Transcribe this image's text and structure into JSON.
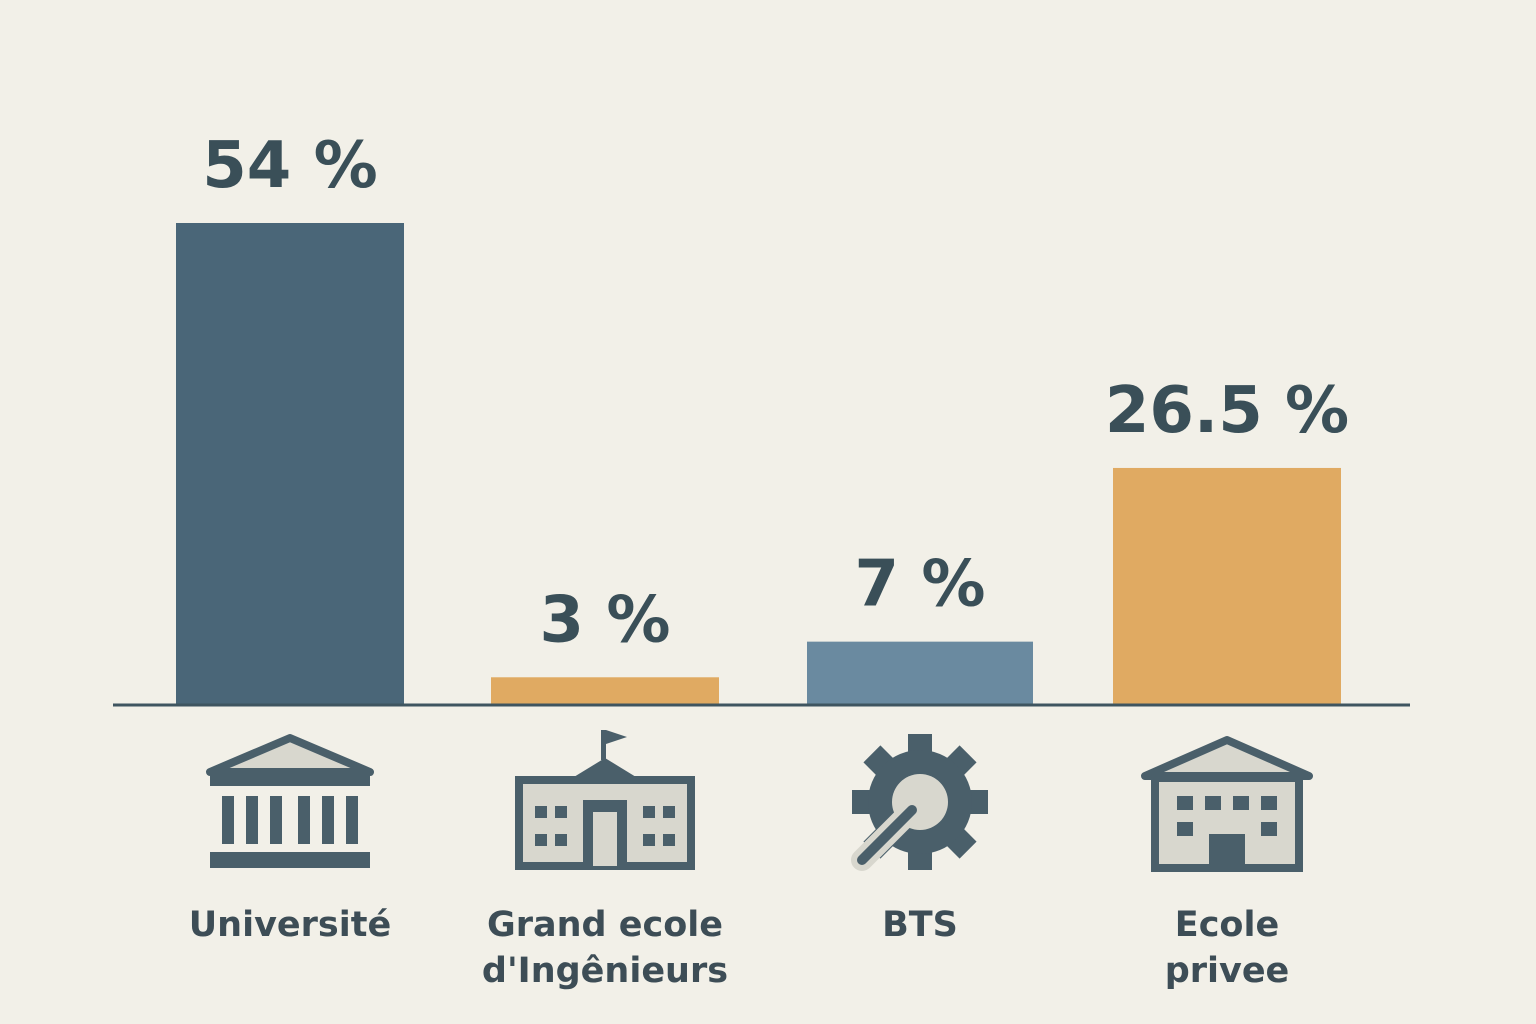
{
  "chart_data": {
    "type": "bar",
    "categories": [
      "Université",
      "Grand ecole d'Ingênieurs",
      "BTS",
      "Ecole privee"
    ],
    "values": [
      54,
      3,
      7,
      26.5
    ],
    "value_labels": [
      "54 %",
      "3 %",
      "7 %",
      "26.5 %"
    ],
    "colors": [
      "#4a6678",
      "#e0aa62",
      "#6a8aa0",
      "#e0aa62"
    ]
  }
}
.....
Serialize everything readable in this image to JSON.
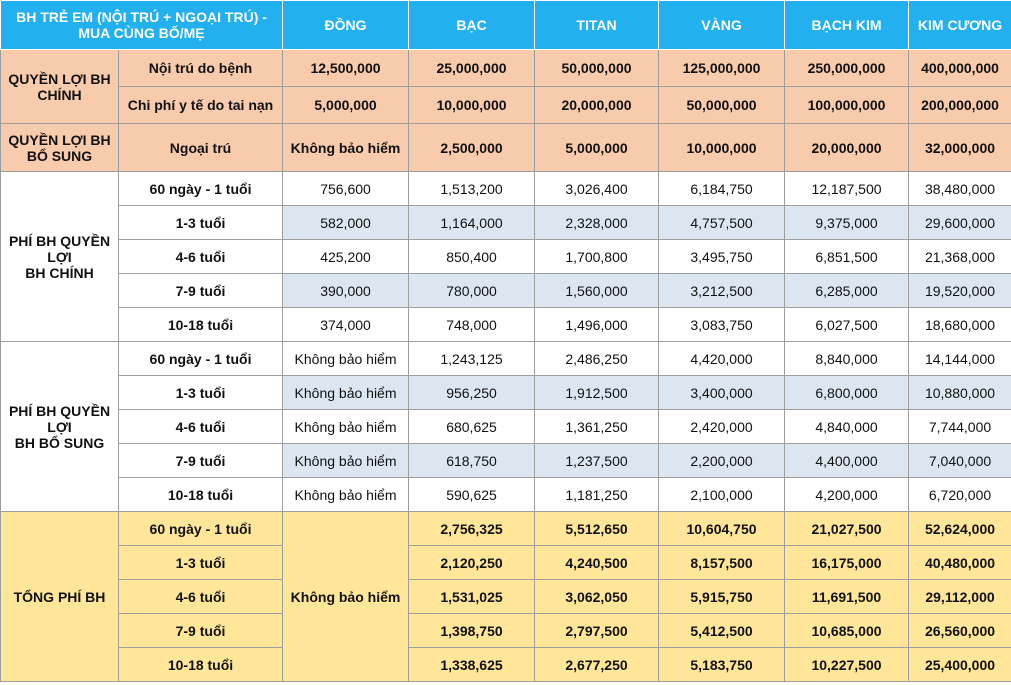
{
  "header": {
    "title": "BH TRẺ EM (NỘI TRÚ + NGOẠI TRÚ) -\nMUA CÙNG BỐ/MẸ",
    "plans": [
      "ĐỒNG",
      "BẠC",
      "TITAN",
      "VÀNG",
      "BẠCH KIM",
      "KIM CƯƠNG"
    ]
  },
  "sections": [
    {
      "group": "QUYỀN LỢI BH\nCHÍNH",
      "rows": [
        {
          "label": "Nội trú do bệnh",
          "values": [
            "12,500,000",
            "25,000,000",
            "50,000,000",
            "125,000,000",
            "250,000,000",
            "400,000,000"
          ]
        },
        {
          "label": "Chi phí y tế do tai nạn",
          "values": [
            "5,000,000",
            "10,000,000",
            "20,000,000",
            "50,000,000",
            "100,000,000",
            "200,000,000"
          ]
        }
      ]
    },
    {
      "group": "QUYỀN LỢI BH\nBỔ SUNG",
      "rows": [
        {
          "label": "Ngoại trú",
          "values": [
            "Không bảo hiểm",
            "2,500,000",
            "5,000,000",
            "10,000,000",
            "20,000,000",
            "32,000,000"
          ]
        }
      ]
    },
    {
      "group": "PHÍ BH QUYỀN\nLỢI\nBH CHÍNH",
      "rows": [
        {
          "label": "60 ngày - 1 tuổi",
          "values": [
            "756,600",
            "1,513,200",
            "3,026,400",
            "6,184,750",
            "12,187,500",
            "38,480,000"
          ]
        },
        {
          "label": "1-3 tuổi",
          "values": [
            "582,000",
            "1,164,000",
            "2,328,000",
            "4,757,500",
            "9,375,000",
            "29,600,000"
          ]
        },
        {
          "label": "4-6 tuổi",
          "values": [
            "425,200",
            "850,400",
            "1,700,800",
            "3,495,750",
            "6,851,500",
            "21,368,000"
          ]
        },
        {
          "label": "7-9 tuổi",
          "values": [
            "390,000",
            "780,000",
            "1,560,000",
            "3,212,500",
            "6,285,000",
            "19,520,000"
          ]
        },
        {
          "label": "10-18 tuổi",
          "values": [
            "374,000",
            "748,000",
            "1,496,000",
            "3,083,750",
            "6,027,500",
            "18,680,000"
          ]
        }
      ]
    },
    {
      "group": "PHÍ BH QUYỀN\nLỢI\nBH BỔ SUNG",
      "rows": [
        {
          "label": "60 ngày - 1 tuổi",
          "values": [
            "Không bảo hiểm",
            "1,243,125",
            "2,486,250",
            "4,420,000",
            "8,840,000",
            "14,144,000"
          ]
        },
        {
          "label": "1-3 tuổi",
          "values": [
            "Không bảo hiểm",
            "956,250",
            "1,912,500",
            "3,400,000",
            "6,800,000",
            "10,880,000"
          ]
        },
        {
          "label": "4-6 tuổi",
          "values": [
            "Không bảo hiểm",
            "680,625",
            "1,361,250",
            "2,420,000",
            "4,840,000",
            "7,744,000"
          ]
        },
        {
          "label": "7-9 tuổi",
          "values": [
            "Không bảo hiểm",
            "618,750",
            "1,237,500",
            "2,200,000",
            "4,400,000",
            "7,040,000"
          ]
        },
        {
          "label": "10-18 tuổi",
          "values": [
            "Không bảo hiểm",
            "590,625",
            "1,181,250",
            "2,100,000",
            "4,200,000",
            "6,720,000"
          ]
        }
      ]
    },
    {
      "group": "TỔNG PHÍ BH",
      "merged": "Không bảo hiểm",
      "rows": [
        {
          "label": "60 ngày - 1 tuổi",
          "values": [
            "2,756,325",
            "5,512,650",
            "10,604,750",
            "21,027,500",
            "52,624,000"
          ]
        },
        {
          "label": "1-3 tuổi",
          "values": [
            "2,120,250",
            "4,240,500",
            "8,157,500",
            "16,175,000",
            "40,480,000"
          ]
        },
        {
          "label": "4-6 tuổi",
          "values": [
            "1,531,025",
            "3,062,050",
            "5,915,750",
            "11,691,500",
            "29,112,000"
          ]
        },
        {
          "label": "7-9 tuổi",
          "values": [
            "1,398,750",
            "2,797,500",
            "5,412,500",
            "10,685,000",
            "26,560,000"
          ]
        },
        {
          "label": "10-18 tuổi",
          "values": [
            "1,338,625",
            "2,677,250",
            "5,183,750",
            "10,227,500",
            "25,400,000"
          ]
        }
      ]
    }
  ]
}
.....
### Problem to solve
Tally the lines holding the string "JSON" and give only the count.

### Exercise output
2